▶

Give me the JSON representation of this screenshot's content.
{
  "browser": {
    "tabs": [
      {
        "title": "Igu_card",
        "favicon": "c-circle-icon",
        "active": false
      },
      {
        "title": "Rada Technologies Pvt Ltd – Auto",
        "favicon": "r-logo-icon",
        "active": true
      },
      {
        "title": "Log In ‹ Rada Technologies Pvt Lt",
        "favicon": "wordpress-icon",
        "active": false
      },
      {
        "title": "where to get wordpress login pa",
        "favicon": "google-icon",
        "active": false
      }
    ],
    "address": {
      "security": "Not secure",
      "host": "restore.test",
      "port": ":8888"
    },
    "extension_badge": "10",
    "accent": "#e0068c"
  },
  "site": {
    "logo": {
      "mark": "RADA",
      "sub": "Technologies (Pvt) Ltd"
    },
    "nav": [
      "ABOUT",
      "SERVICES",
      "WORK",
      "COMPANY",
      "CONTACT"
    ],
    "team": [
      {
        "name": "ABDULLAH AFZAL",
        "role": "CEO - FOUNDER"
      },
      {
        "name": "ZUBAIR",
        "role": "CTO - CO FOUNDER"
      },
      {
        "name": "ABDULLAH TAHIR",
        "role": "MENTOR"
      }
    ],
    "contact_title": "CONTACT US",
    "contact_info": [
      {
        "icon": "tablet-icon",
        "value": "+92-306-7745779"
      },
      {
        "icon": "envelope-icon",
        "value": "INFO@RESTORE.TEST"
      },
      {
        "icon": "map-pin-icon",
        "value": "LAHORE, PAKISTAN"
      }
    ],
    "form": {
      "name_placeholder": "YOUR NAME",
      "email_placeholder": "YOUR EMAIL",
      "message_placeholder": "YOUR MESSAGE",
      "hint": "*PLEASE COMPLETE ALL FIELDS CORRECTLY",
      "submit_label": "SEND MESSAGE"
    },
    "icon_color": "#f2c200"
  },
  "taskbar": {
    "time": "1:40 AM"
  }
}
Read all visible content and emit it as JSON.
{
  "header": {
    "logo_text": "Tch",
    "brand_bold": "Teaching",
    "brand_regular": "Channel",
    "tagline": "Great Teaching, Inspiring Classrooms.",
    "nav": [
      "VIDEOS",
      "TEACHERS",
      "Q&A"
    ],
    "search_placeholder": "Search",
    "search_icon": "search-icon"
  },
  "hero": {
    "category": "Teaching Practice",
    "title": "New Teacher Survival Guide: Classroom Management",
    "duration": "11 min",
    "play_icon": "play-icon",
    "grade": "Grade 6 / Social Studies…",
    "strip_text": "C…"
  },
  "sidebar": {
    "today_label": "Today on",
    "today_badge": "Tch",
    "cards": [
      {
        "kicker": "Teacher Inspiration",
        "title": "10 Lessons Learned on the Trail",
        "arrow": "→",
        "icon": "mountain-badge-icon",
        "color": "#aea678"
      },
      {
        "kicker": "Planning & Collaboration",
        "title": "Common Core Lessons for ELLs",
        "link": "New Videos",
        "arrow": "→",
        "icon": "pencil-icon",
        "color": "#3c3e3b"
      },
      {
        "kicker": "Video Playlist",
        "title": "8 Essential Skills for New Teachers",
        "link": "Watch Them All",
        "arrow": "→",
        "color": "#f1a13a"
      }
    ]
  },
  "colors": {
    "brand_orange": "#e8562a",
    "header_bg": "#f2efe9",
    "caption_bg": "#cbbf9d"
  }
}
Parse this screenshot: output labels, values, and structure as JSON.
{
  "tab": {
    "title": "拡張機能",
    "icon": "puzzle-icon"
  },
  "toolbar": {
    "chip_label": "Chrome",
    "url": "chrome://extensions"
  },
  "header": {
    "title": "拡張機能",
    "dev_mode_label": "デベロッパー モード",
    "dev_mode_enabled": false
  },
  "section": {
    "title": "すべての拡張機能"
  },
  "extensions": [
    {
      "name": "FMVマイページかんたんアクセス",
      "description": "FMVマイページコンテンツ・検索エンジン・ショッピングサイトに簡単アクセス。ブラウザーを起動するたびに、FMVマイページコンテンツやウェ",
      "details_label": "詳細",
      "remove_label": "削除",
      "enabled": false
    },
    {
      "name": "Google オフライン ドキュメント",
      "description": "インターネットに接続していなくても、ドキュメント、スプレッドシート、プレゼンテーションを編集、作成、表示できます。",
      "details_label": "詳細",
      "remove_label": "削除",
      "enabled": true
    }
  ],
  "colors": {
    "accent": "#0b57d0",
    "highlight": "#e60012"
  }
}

◀

Written exercise
The word "kicker" may appear on some lines. Report how many lines hold it, giving the number alone.

Exercise response
3